WHAT YOU HAVE TO DO:
Copy each line in which the string "JSON" occurs.

[Figure record listings]
· · · · ·

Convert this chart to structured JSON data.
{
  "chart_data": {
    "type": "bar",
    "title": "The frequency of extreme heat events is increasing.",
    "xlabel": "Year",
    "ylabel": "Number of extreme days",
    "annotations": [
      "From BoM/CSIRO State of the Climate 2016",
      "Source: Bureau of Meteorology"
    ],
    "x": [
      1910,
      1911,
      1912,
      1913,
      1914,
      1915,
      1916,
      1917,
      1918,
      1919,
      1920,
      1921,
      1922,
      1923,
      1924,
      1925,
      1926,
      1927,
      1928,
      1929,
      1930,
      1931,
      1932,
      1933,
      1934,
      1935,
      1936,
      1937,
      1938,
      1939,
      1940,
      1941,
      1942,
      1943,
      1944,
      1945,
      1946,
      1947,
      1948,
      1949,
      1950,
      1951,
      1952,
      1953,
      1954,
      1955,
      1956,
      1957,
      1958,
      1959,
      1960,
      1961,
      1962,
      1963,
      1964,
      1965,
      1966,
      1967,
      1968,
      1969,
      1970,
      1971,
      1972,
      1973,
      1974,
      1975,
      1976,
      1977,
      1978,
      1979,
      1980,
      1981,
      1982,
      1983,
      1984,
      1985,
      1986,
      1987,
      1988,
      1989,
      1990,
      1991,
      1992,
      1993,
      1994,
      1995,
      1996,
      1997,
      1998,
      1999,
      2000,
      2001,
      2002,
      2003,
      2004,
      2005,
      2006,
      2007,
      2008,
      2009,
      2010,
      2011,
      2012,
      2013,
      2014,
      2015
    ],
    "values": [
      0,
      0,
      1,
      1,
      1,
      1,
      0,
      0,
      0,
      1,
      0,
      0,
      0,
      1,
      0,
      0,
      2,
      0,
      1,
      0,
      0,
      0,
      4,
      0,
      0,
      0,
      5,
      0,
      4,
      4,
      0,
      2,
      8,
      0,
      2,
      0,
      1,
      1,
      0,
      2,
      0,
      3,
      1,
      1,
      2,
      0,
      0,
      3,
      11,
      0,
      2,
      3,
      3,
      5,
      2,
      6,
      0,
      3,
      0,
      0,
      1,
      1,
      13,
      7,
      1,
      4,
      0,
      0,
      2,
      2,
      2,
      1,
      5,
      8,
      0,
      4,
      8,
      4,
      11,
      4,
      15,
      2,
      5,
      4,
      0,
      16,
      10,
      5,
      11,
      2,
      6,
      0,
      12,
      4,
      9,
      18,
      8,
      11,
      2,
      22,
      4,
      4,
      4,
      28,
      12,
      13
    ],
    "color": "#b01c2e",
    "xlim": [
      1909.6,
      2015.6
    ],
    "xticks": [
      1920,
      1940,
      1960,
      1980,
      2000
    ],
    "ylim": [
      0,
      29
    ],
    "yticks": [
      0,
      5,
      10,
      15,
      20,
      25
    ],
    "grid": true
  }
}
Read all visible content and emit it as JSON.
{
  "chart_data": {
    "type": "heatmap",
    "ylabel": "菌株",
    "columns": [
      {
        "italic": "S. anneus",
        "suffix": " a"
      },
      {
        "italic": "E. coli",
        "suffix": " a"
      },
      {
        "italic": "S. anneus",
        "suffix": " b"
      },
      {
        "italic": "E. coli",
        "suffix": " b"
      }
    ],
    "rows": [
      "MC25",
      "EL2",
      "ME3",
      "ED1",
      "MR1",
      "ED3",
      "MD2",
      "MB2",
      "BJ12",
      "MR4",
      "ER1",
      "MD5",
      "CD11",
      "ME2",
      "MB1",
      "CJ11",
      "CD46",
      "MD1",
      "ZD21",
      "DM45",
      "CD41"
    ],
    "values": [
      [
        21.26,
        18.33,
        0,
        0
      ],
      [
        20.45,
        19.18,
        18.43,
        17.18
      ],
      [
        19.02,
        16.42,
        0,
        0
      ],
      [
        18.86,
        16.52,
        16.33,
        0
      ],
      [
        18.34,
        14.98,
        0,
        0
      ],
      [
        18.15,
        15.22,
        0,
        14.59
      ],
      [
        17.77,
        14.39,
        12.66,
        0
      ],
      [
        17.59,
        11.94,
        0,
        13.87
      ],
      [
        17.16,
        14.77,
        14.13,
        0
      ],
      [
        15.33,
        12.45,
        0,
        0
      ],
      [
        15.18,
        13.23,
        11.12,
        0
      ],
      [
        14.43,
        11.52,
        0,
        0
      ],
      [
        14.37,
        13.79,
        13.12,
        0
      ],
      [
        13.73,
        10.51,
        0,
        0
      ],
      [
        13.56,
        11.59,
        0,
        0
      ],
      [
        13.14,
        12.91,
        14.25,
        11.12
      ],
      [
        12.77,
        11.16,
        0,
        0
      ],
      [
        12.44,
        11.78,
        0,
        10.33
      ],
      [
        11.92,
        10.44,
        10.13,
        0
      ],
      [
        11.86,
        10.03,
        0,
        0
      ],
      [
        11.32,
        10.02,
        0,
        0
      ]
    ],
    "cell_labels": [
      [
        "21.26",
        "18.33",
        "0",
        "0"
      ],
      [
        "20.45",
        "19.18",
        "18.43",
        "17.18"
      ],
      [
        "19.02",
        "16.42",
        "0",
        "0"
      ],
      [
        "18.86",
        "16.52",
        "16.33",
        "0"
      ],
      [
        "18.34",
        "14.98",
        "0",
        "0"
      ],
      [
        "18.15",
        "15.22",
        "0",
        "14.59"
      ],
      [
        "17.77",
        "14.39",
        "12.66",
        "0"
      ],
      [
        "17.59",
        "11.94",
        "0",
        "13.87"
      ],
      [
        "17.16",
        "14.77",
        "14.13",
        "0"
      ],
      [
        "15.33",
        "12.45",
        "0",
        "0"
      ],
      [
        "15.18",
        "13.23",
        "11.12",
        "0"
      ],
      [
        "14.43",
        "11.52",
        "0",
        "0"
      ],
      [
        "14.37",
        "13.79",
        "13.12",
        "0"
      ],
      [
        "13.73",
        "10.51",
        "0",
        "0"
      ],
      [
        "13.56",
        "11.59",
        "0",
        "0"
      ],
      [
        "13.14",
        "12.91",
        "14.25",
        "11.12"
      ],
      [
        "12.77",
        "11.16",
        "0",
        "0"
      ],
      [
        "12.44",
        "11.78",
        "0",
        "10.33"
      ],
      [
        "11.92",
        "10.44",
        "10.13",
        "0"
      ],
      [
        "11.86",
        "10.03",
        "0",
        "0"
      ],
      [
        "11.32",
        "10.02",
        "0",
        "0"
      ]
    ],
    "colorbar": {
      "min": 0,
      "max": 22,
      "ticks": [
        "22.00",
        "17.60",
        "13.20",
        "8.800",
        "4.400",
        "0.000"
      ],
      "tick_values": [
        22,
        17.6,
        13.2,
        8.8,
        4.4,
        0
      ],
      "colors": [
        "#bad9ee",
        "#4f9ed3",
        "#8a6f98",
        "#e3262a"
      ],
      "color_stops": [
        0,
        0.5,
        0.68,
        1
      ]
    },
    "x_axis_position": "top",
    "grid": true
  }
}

· · · · ·

ANSWER BELOW:
Convert this chart to structured JSON data.
Read all visible content and emit it as JSON.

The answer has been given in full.